#### Goal:
Extract the full set of records that follows, word for word.

#### Materials provided:
= = = = =

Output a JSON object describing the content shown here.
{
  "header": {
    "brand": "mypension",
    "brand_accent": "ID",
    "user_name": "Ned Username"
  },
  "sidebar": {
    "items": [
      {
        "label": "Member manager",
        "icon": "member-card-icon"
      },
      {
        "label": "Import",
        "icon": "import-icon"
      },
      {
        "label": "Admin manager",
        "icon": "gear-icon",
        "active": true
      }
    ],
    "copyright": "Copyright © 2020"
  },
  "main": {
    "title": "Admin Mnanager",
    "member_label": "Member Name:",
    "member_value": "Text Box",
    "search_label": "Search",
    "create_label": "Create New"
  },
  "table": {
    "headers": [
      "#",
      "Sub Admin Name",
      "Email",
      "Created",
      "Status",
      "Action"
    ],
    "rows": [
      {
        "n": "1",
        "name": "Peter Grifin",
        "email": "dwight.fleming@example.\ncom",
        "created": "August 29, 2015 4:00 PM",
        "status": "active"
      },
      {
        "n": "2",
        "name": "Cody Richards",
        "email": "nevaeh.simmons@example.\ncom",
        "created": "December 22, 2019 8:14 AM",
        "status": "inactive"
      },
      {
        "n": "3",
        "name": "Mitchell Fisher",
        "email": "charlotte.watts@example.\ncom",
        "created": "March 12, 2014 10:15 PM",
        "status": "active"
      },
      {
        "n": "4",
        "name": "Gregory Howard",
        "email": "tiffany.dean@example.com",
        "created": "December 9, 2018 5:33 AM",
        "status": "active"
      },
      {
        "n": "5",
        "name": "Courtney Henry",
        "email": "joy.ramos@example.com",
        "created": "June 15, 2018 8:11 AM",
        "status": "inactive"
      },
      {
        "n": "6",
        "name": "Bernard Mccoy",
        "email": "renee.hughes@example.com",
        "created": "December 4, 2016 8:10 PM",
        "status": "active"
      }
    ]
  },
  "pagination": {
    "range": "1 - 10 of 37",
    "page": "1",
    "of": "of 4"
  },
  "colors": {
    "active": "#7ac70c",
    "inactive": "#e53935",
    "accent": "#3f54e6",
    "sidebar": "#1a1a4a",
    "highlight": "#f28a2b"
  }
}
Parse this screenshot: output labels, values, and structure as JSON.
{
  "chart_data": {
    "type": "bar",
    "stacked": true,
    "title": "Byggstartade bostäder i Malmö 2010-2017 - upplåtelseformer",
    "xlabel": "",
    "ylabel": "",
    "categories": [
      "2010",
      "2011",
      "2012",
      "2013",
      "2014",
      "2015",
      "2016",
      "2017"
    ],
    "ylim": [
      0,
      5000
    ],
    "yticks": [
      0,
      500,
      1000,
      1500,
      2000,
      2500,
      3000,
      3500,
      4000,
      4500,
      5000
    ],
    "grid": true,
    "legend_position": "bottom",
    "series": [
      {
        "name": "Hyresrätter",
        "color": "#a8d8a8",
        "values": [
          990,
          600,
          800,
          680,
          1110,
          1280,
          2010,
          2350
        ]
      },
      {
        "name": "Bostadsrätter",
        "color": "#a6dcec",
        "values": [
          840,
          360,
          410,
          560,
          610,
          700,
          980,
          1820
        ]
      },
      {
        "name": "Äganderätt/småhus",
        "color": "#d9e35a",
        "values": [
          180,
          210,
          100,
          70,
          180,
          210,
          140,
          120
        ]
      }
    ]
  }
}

= = = = =

#### Answer to the problem:
Output a JSON object describing the content shown here.
{
  "header": {
    "brand": "mypension",
    "brand_accent": "ID",
    "user_name": "Ned Username"
  },
  "sidebar": {
    "items": [
      {
        "label": "Member manager",
        "icon": "member-card-icon"
      },
      {
        "label": "Import",
        "icon": "import-icon"
      },
      {
        "label": "Admin manager",
        "icon": "gear-icon",
        "active": true
      }
    ],
    "copyright": "Copyright © 2020"
  },
  "main": {
    "title": "Admin Mnanager",
    "member_label": "Member Name:",
    "member_value": "Text Box",
    "search_label": "Search",
    "create_label": "Create New"
  },
  "table": {
    "headers": [
      "#",
      "Sub Admin Name",
      "Email",
      "Created",
      "Status",
      "Action"
    ],
    "rows": [
      {
        "n": "1",
        "name": "Peter Grifin",
        "email": "dwight.fleming@example.\ncom",
        "created": "August 29, 2015 4:00 PM",
        "status": "active"
      },
      {
        "n": "2",
        "name": "Cody Richards",
        "email": "nevaeh.simmons@example.\ncom",
        "created": "December 22, 2019 8:14 AM",
        "status": "inactive"
      },
      {
        "n": "3",
        "name": "Mitchell Fisher",
        "email": "charlotte.watts@example.\ncom",
        "created": "March 12, 2014 10:15 PM",
        "status": "active"
      },
      {
        "n": "4",
        "name": "Gregory Howard",
        "email": "tiffany.dean@example.com",
        "created": "December 9, 2018 5:33 AM",
        "status": "active"
      },
      {
        "n": "5",
        "name": "Courtney Henry",
        "email": "joy.ramos@example.com",
        "created": "June 15, 2018 8:11 AM",
        "status": "inactive"
      },
      {
        "n": "6",
        "name": "Bernard Mccoy",
        "email": "renee.hughes@example.com",
        "created": "December 4, 2016 8:10 PM",
        "status": "active"
      }
    ]
  },
  "pagination": {
    "range": "1 - 10 of 37",
    "page": "1",
    "of": "of 4"
  },
  "colors": {
    "active": "#7ac70c",
    "inactive": "#e53935",
    "accent": "#3f54e6",
    "sidebar": "#1a1a4a",
    "highlight": "#f28a2b"
  }
}
Parse this screenshot: output labels, values, and structure as JSON.
{
  "chart_data": {
    "type": "bar",
    "stacked": true,
    "title": "Byggstartade bostäder i Malmö 2010-2017 - upplåtelseformer",
    "xlabel": "",
    "ylabel": "",
    "categories": [
      "2010",
      "2011",
      "2012",
      "2013",
      "2014",
      "2015",
      "2016",
      "2017"
    ],
    "ylim": [
      0,
      5000
    ],
    "yticks": [
      0,
      500,
      1000,
      1500,
      2000,
      2500,
      3000,
      3500,
      4000,
      4500,
      5000
    ],
    "grid": true,
    "legend_position": "bottom",
    "series": [
      {
        "name": "Hyresrätter",
        "color": "#a8d8a8",
        "values": [
          990,
          600,
          800,
          680,
          1110,
          1280,
          2010,
          2350
        ]
      },
      {
        "name": "Bostadsrätter",
        "color": "#a6dcec",
        "values": [
          840,
          360,
          410,
          560,
          610,
          700,
          980,
          1820
        ]
      },
      {
        "name": "Äganderätt/småhus",
        "color": "#d9e35a",
        "values": [
          180,
          210,
          100,
          70,
          180,
          210,
          140,
          120
        ]
      }
    ]
  }
}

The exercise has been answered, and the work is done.